## Data for this exercise
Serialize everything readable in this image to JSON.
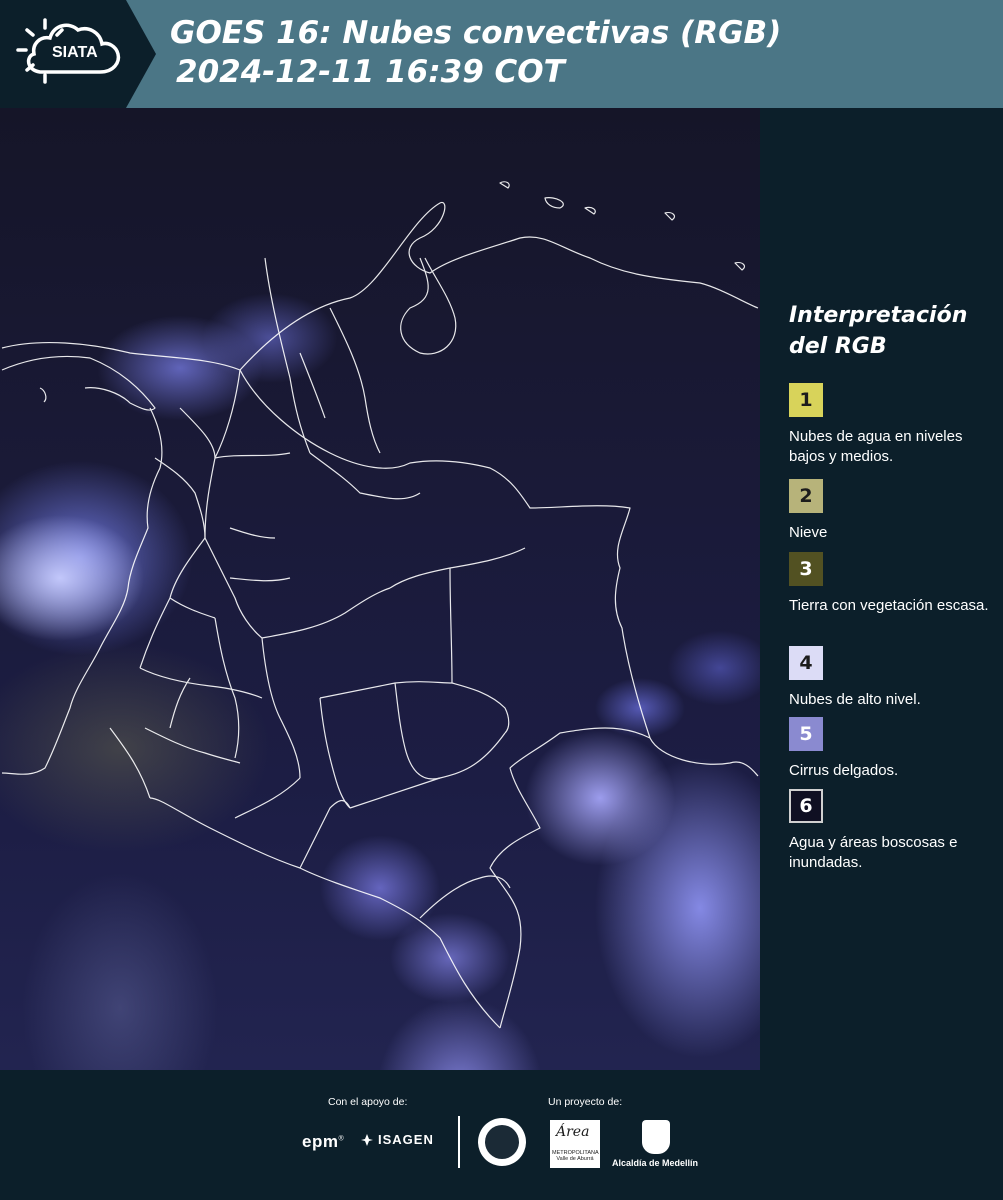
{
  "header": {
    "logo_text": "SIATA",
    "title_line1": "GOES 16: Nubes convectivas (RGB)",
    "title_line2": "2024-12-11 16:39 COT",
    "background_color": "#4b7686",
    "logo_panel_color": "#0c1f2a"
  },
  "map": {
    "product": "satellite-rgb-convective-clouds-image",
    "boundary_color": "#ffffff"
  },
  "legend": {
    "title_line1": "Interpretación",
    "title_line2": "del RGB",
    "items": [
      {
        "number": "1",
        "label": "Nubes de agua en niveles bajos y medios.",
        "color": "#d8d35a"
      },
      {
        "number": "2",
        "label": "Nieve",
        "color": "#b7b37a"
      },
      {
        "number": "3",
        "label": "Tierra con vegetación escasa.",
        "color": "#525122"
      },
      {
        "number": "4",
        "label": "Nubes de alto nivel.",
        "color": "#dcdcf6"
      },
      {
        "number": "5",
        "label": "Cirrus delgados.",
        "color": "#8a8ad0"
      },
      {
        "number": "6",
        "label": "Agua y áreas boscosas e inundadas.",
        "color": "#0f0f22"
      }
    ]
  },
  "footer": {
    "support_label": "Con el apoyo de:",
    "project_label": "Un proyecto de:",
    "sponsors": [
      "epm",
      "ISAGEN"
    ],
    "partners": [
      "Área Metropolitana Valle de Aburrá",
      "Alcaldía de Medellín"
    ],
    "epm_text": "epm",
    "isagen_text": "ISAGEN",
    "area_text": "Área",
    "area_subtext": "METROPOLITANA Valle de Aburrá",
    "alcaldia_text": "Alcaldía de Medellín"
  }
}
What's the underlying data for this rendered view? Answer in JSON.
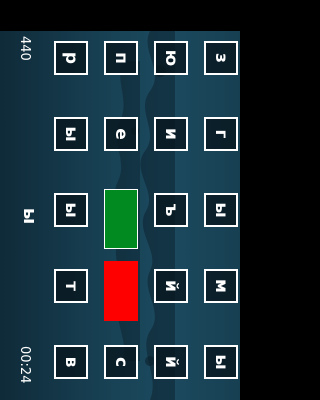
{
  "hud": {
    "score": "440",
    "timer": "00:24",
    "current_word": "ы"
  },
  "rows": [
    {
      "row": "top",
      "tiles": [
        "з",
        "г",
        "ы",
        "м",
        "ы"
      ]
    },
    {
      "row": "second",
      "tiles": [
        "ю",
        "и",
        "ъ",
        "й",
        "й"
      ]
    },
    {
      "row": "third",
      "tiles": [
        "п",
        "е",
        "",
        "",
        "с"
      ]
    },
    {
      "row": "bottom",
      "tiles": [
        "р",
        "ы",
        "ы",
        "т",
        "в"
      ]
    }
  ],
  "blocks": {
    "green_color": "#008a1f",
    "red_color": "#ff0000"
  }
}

---

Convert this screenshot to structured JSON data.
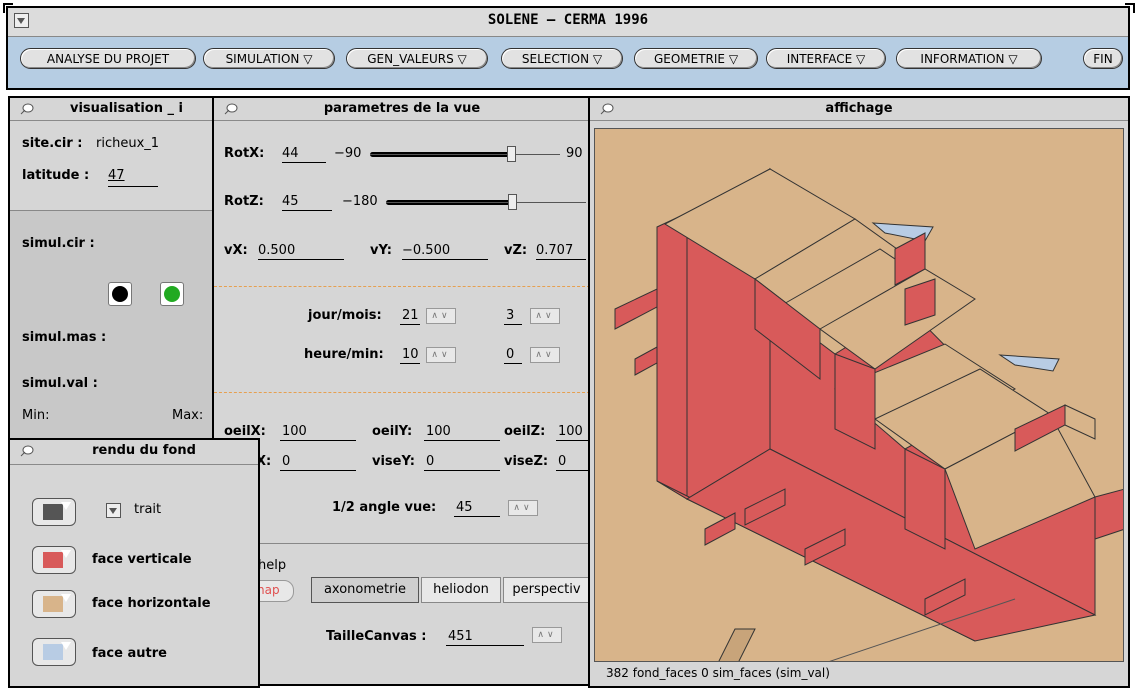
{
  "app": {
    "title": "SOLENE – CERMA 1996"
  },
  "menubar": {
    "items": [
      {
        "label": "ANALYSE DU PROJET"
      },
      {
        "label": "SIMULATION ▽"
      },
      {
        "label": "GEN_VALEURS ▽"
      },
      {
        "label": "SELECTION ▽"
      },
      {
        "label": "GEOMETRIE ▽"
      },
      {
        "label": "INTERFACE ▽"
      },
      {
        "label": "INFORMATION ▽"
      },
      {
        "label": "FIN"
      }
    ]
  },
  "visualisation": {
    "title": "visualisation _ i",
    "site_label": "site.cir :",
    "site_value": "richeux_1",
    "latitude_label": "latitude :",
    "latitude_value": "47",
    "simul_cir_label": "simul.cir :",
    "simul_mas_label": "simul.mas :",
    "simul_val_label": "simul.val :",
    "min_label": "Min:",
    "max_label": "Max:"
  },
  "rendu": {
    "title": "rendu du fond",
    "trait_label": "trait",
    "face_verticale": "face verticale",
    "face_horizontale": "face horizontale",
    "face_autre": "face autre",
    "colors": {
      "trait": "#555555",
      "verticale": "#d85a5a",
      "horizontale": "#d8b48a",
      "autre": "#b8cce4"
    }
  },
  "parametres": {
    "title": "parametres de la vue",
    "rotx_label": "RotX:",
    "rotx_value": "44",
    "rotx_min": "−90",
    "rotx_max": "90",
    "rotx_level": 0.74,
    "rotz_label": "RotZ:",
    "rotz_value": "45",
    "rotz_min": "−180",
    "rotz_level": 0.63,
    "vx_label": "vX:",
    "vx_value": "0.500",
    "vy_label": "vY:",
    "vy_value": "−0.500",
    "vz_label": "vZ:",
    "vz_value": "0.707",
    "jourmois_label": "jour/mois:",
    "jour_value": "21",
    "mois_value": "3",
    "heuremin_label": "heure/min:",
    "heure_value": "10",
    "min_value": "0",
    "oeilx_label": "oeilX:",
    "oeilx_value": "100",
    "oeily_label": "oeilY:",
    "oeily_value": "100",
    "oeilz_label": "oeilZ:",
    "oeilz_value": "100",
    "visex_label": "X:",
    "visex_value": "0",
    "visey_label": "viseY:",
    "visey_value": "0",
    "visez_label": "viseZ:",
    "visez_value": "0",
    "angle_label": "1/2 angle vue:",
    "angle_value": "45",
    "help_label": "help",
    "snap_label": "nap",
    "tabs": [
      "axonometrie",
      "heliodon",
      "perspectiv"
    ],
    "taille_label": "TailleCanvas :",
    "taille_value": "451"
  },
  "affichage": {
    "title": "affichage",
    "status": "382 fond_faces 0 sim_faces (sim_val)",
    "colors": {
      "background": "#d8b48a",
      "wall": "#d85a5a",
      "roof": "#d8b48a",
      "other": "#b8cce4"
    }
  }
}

## The task
Across the entries above, how many lines contain "image"? Provide only the count.

## Complete output
2